>> START

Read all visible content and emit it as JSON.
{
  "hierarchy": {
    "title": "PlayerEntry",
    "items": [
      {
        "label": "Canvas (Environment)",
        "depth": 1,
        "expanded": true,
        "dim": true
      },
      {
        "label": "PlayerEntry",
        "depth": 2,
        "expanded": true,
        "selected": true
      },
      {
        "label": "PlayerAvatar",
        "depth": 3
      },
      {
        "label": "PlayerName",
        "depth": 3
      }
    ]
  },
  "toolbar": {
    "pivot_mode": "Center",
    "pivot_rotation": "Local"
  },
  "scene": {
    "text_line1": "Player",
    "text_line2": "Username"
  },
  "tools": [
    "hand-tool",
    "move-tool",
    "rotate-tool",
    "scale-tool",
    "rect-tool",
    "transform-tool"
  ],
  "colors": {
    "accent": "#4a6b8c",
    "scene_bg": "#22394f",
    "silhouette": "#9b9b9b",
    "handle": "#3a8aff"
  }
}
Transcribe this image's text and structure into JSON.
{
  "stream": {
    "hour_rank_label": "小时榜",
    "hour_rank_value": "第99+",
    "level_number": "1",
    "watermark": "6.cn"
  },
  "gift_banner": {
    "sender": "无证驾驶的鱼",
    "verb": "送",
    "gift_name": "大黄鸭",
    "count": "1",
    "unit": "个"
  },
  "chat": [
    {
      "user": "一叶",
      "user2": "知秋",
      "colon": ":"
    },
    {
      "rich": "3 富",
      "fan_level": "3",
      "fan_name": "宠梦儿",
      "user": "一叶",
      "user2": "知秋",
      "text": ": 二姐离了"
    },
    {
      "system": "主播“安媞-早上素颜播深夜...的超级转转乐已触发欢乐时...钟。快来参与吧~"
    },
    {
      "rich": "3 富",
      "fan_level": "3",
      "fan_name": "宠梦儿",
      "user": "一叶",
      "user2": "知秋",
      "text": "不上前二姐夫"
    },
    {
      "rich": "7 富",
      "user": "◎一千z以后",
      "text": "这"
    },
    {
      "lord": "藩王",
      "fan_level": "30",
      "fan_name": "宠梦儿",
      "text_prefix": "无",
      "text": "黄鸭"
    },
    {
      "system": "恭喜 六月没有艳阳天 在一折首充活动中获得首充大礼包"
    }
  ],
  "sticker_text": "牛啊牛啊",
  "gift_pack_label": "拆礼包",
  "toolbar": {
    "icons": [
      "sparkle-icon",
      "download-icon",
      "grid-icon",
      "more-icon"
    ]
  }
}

>> END

Please reproduce each line exactly as written.

Task result:
Read all visible content and emit it as JSON.
{
  "hierarchy": {
    "title": "PlayerEntry",
    "items": [
      {
        "label": "Canvas (Environment)",
        "depth": 1,
        "expanded": true,
        "dim": true
      },
      {
        "label": "PlayerEntry",
        "depth": 2,
        "expanded": true,
        "selected": true
      },
      {
        "label": "PlayerAvatar",
        "depth": 3
      },
      {
        "label": "PlayerName",
        "depth": 3
      }
    ]
  },
  "toolbar": {
    "pivot_mode": "Center",
    "pivot_rotation": "Local"
  },
  "scene": {
    "text_line1": "Player",
    "text_line2": "Username"
  },
  "tools": [
    "hand-tool",
    "move-tool",
    "rotate-tool",
    "scale-tool",
    "rect-tool",
    "transform-tool"
  ],
  "colors": {
    "accent": "#4a6b8c",
    "scene_bg": "#22394f",
    "silhouette": "#9b9b9b",
    "handle": "#3a8aff"
  }
}
Transcribe this image's text and structure into JSON.
{
  "stream": {
    "hour_rank_label": "小时榜",
    "hour_rank_value": "第99+",
    "level_number": "1",
    "watermark": "6.cn"
  },
  "gift_banner": {
    "sender": "无证驾驶的鱼",
    "verb": "送",
    "gift_name": "大黄鸭",
    "count": "1",
    "unit": "个"
  },
  "chat": [
    {
      "user": "一叶",
      "user2": "知秋",
      "colon": ":"
    },
    {
      "rich": "3 富",
      "fan_level": "3",
      "fan_name": "宠梦儿",
      "user": "一叶",
      "user2": "知秋",
      "text": ": 二姐离了"
    },
    {
      "system": "主播“安媞-早上素颜播深夜...的超级转转乐已触发欢乐时...钟。快来参与吧~"
    },
    {
      "rich": "3 富",
      "fan_level": "3",
      "fan_name": "宠梦儿",
      "user": "一叶",
      "user2": "知秋",
      "text": "不上前二姐夫"
    },
    {
      "rich": "7 富",
      "user": "◎一千z以后",
      "text": "这"
    },
    {
      "lord": "藩王",
      "fan_level": "30",
      "fan_name": "宠梦儿",
      "text_prefix": "无",
      "text": "黄鸭"
    },
    {
      "system": "恭喜 六月没有艳阳天 在一折首充活动中获得首充大礼包"
    }
  ],
  "sticker_text": "牛啊牛啊",
  "gift_pack_label": "拆礼包",
  "toolbar": {
    "icons": [
      "sparkle-icon",
      "download-icon",
      "grid-icon",
      "more-icon"
    ]
  }
}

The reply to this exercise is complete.